Source document:
Back in the camp, Deepa and Shreeram showcased the images they had captured in the evening safari. All of them ridiculed me for I had fired only about 6 shots, and didn’t shoot even one of the 5 crested serpent eagles that we saw. Adarsh got some free time after work, and we spent an hour discussing the movie, Inception. We realized we need to watch again. :)

The next day, we saw a crested hawk eagle first up in the morning safari. The light was dull. A few photographs later, we got into the forest tracks. Soon, we got a call about leopard sighting. Reached the spot in a whizz. The leopard seemed to have had a good meal, and was in a mood for a nap. Dinesh Kumble had the first sighting and had informed us. Another jeep reached the spot at the same time as we did. We got a few record shots. Though he was very close, the leopard was nestled in the foliage and we didn’t have good angle for photographs.

Stored data:
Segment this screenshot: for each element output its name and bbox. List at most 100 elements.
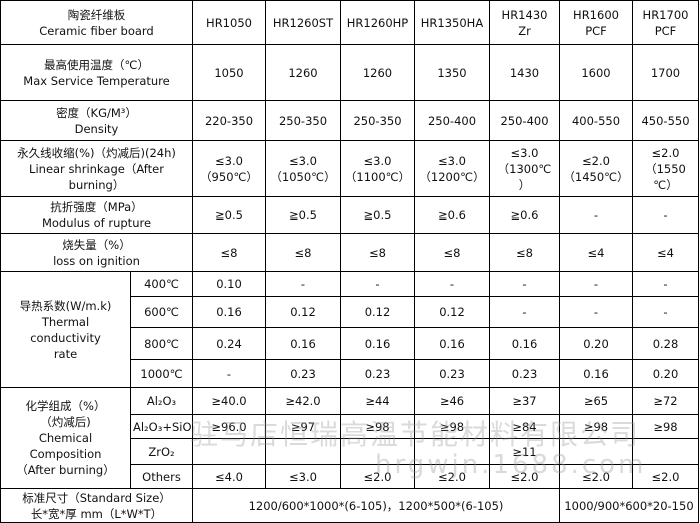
value-cell: ≥84 <box>489 414 560 439</box>
table-row: 永久线收缩(%)（灼减后)(24h) Linear shrinkage（Afte… <box>0 140 699 197</box>
value-cell: 1430 <box>489 44 560 101</box>
value-cell: ≤8 <box>489 233 560 272</box>
value-cell: ≤2.0 <box>632 464 699 489</box>
value-cell: - <box>265 271 341 297</box>
value-cell <box>340 438 415 465</box>
table-row: 标准尺寸（Standard Size） 长*宽*厚 mm（L*W*T） 1200… <box>0 488 699 523</box>
value-cell: 0.20 <box>559 327 633 360</box>
value-cell: ≤3.0 <box>265 464 341 489</box>
row-label: 最高使用温度（℃） Max Service Temperature <box>0 44 193 101</box>
value-cell: ≧0.5 <box>265 196 341 234</box>
value-cell: ≧0.6 <box>414 196 490 234</box>
value-cell: ≥37 <box>489 387 560 415</box>
table-row: 导热系数(W/m.k) Thermal conductivity rate 40… <box>0 271 699 388</box>
value-cell: - <box>632 271 699 297</box>
row-label: 烧失量（%） loss on ignition <box>0 233 193 272</box>
value-cell: ≥98 <box>414 414 490 439</box>
value-cell: - <box>489 296 560 328</box>
table-row: Others ≤4.0 ≤3.0 ≤2.0 ≤2.0 ≤2.0 ≤2.0 ≤2.… <box>1 464 699 489</box>
value-cell: 220-350 <box>192 100 266 141</box>
size-value-1: 1200/600*1000*(6-105)，1200*500*(6-105) <box>192 488 560 523</box>
sub-label: 1000℃ <box>130 359 193 388</box>
value-cell: ≤3.0 （1200℃） <box>414 140 490 197</box>
product-header: HR1260ST <box>265 0 341 45</box>
product-header: HR1430 Zr <box>489 0 560 45</box>
value-cell: 0.16 <box>340 327 415 360</box>
value-cell: 250-350 <box>265 100 341 141</box>
sub-label: 600℃ <box>130 296 193 328</box>
value-cell: ≥44 <box>340 387 415 415</box>
sub-label: Al₂O₃ <box>130 387 193 415</box>
value-cell: 0.16 <box>559 359 633 388</box>
value-cell: ≤2.0 <box>489 464 560 489</box>
value-cell: ≤8 <box>265 233 341 272</box>
value-cell: ≤4 <box>559 233 633 272</box>
table-row: ZrO₂ ≥11 <box>1 438 699 465</box>
row-label: 导热系数(W/m.k) Thermal conductivity rate <box>0 271 131 388</box>
value-cell: ≤2.0 （1450℃） <box>559 140 633 197</box>
value-cell: 0.20 <box>632 359 699 388</box>
value-cell <box>632 438 699 465</box>
value-cell: 0.12 <box>265 296 341 328</box>
value-cell: - <box>632 296 699 328</box>
value-cell: 0.28 <box>632 327 699 360</box>
value-cell: ≤8 <box>414 233 490 272</box>
value-cell: - <box>632 196 699 234</box>
size-value-2: 1000/900*600*20-150 <box>559 488 699 523</box>
row-label: 密度（KG/M³） Density <box>0 100 193 141</box>
value-cell: 0.12 <box>340 296 415 328</box>
value-cell: 1350 <box>414 44 490 101</box>
value-cell: ≥42.0 <box>265 387 341 415</box>
value-cell: 0.23 <box>265 359 341 388</box>
value-cell: - <box>559 271 633 297</box>
value-cell: ≤8 <box>340 233 415 272</box>
value-cell: ≥98 <box>559 414 633 439</box>
value-cell: - <box>559 196 633 234</box>
value-cell: 1260 <box>340 44 415 101</box>
table-row: 化学组成（%） （灼减后) Chemical Composition （Afte… <box>0 387 699 489</box>
value-cell <box>559 438 633 465</box>
sub-label: 800℃ <box>130 327 193 360</box>
value-cell: 0.16 <box>489 327 560 360</box>
row-label: 永久线收缩(%)（灼减后)(24h) Linear shrinkage（Afte… <box>0 140 193 197</box>
value-cell: 0.16 <box>414 327 490 360</box>
value-cell: ≥11 <box>489 438 560 465</box>
value-cell: 1600 <box>559 44 633 101</box>
value-cell: 0.24 <box>192 327 266 360</box>
value-cell: 1700 <box>632 44 699 101</box>
value-cell: ≤2.0 <box>414 464 490 489</box>
row-label: 标准尺寸（Standard Size） 长*宽*厚 mm（L*W*T） <box>0 488 193 523</box>
row-label: 化学组成（%） （灼减后) Chemical Composition （Afte… <box>0 387 131 489</box>
product-header: HR1050 <box>192 0 266 45</box>
table-row: 密度（KG/M³） Density 220-350 250-350 250-35… <box>0 100 699 141</box>
value-cell: ≤4.0 <box>192 464 266 489</box>
value-cell <box>192 438 266 465</box>
value-cell <box>265 438 341 465</box>
sub-label: ZrO₂ <box>130 438 193 465</box>
value-cell: ≥72 <box>632 387 699 415</box>
value-cell: 0.16 <box>265 327 341 360</box>
value-cell: ≤3.0 （1050℃） <box>265 140 341 197</box>
value-cell: 0.23 <box>414 359 490 388</box>
product-header: HR1700 PCF <box>632 0 699 45</box>
header-row: 陶瓷纤维板 Ceramic fiber board HR1050 HR1260S… <box>0 0 699 45</box>
value-cell: 0.16 <box>192 296 266 328</box>
sub-label: 400℃ <box>130 271 193 297</box>
product-header: HR1600 PCF <box>559 0 633 45</box>
table-row: 最高使用温度（℃） Max Service Temperature 1050 1… <box>0 44 699 101</box>
value-cell: ≤2.0 （1550 ℃） <box>632 140 699 197</box>
sub-label: Al₂O₃+SiO₂ <box>130 414 193 439</box>
value-cell: ≤3.0 （950℃） <box>192 140 266 197</box>
value-cell: 250-400 <box>414 100 490 141</box>
value-cell: ≧0.5 <box>340 196 415 234</box>
value-cell: 1260 <box>265 44 341 101</box>
table-row: 1000℃ - 0.23 0.23 0.23 0.23 0.16 0.20 <box>1 359 699 388</box>
value-cell: ≤2.0 <box>340 464 415 489</box>
value-cell: ≤3.0 （1300℃） <box>489 140 560 197</box>
value-cell: ≤2.0 <box>559 464 633 489</box>
table-row: 600℃ 0.16 0.12 0.12 0.12 - - - <box>1 296 699 328</box>
value-cell: ≥98 <box>340 414 415 439</box>
value-cell: ≥97 <box>265 414 341 439</box>
row-label: 抗折强度（MPa） Modulus of rupture <box>0 196 193 234</box>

Instruction A: List every person named in the safari account.
Instruction B: Translate this sentence from the safari account into Spanish: "The leopard seemed to have had a good meal, and was in a mood for a nap."
Instruction C: Extend the safari account past its final sentence.
The items are separate material.

Exercise answer A: Deepa, Shreeram, Adarsh, Dinesh Kumble

Exercise answer B: El leopardo parecía haber comido bien y tenía ganas de echarse una siesta.

Exercise answer C:
Indian Leopard

I suggested to move the jeep ahead. For I felt we can get a better angle and view if the leopard decides to descend. There were already 4-5 jeeps, and I was pretty sure the disturbance would get the leopard to get down the tree.  But my request wasn’t heeded. The jeep was put a little ahead and stopped. We did get a few ‘better’ shots when the leopard looked towards us.

But soon after, he decided to end the show. Got down and disappeared into the bushes. We later realized what an awesome view it would have been had the jeep been moved to the spot I suggested. I was mighty disappointed and slightly mad at JLR naturalist, not just for not moving the jeep to the spot I suggested, but also for not taking us back to the spot where leopard was sighted, to the end of the safari an hour and half later. But anyway, there’s only so much we had to sight i guess!

Crested Hawk Eagle & Streak-throated Woodpecker

Back at the camp, we were to take a walk around the camp to see some life in the undergrowth. But Shreeram saw a Wasp that had brought down a tarantula right outside our tent. Soon, the wasp started digging a pit. We were excited to see what was going to unfold. We took turns to have breakfast, so that one can stay back to watch the wasp and inform us if something happened. We did not want to miss the action of Wasp dragging the tarantula into the pit.

Spider wasp lays a single  egg on the abdomen of the spider. Once the egg hatches, the larve feeds on the live spider. The size of the food (spider) determines whether the young wasp would be a male or female. More food means wasp can grow bigger and hence female. Female wasps don’t care about size zero you see.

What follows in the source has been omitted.